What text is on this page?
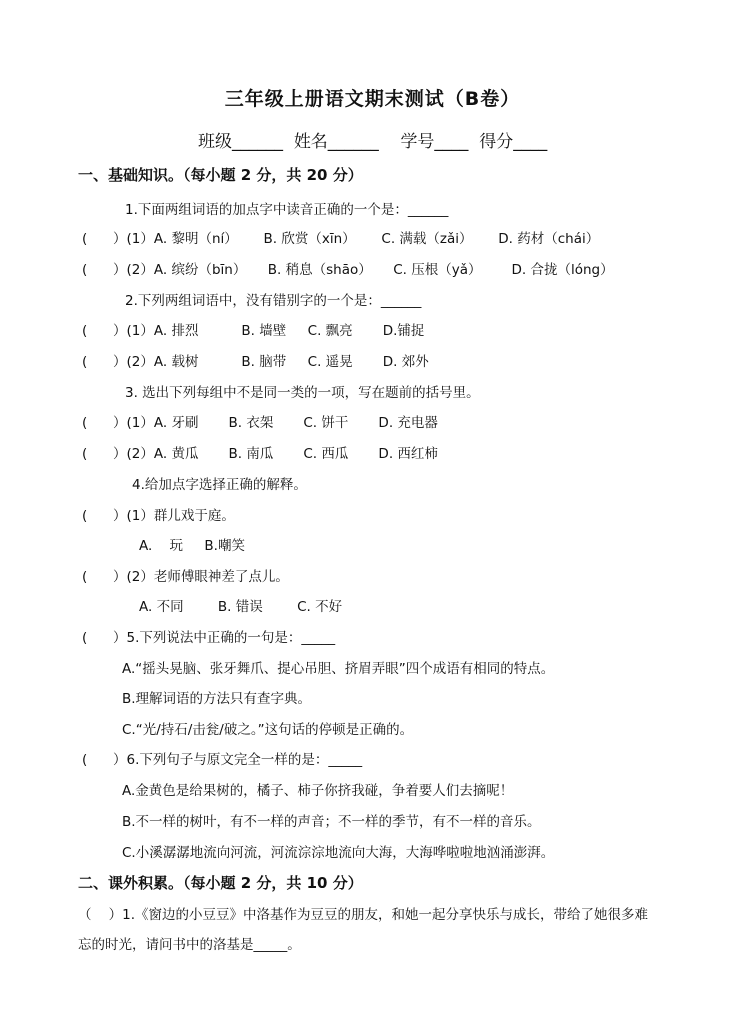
三年级上册语文期末测试（B卷）
班级______ 姓名______ 学号____ 得分____
一、基础知识。（每小题 2 分，共 20 分）
1.下面两组词语的加点字中读音正确的一个是：______
(      ）(1）A. 黎明（ní）      B. 欣赏（xīn）      C. 满载（zǎi）      D. 药材（chái）
(      ）(2）A. 缤纷（bīn）     B. 稍息（shāo）     C. 压根（yǎ）       D. 合拢（lóng）
2.下列两组词语中，没有错别字的一个是：______
(      ）(1）A. 排烈          B. 墙壁     C. 飘亮       D.铺捉
(      ）(2）A. 载树          B. 脑带     C. 遥晃       D. 郊外
3. 选出下列每组中不是同一类的一项，写在题前的括号里。
(      ）(1）A. 牙刷       B. 衣架       C. 饼干       D. 充电器
(      ）(2）A. 黄瓜       B. 南瓜       C. 西瓜       D. 西红柿
4.给加点字选择正确的解释。
(      ）(1）群儿戏于庭。
A.    玩     B.嘲笑
(      ）(2）老师傅眼神差了点儿。
A. 不同        B. 错误        C. 不好
(      ）5.下列说法中正确的一句是：_____
A.“摇头晃脑、张牙舞爪、提心吊胆、挤眉弄眼”四个成语有相同的特点。
B.理解词语的方法只有查字典。
C.“光/持石/击瓮/破之。”这句话的停顿是正确的。
(      ）6.下列句子与原文完全一样的是：_____
A.金黄色是给果树的，橘子、柿子你挤我碰，争着要人们去摘呢！
B.不一样的树叶，有不一样的声音；不一样的季节，有不一样的音乐。
C.小溪潺潺地流向河流，河流淙淙地流向大海，大海哗啦啦地汹涌澎湃。
二、课外积累。（每小题 2 分，共 10 分）
（    ）1.《窗边的小豆豆》中洛基作为豆豆的朋友，和她一起分享快乐与成长，带给了她很多难
忘的时光，请问书中的洛基是_____。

━━━━━━

## The request
Output the full set of records above without changing a word, and drop the images.

## The response
What text is on this page?
三年级上册语文期末测试（B卷）
班级______ 姓名______ 学号____ 得分____
一、基础知识。（每小题 2 分，共 20 分）
1.下面两组词语的加点字中读音正确的一个是：______
(      ）(1）A. 黎明（ní）      B. 欣赏（xīn）      C. 满载（zǎi）      D. 药材（chái）
(      ）(2）A. 缤纷（bīn）     B. 稍息（shāo）     C. 压根（yǎ）       D. 合拢（lóng）
2.下列两组词语中，没有错别字的一个是：______
(      ）(1）A. 排烈          B. 墙壁     C. 飘亮       D.铺捉
(      ）(2）A. 载树          B. 脑带     C. 遥晃       D. 郊外
3. 选出下列每组中不是同一类的一项，写在题前的括号里。
(      ）(1）A. 牙刷       B. 衣架       C. 饼干       D. 充电器
(      ）(2）A. 黄瓜       B. 南瓜       C. 西瓜       D. 西红柿
4.给加点字选择正确的解释。
(      ）(1）群儿戏于庭。
A.    玩     B.嘲笑
(      ）(2）老师傅眼神差了点儿。
A. 不同        B. 错误        C. 不好
(      ）5.下列说法中正确的一句是：_____
A.“摇头晃脑、张牙舞爪、提心吊胆、挤眉弄眼”四个成语有相同的特点。
B.理解词语的方法只有查字典。
C.“光/持石/击瓮/破之。”这句话的停顿是正确的。
(      ）6.下列句子与原文完全一样的是：_____
A.金黄色是给果树的，橘子、柿子你挤我碰，争着要人们去摘呢！
B.不一样的树叶，有不一样的声音；不一样的季节，有不一样的音乐。
C.小溪潺潺地流向河流，河流淙淙地流向大海，大海哗啦啦地汹涌澎湃。
二、课外积累。（每小题 2 分，共 10 分）
（    ）1.《窗边的小豆豆》中洛基作为豆豆的朋友，和她一起分享快乐与成长，带给了她很多难
忘的时光，请问书中的洛基是_____。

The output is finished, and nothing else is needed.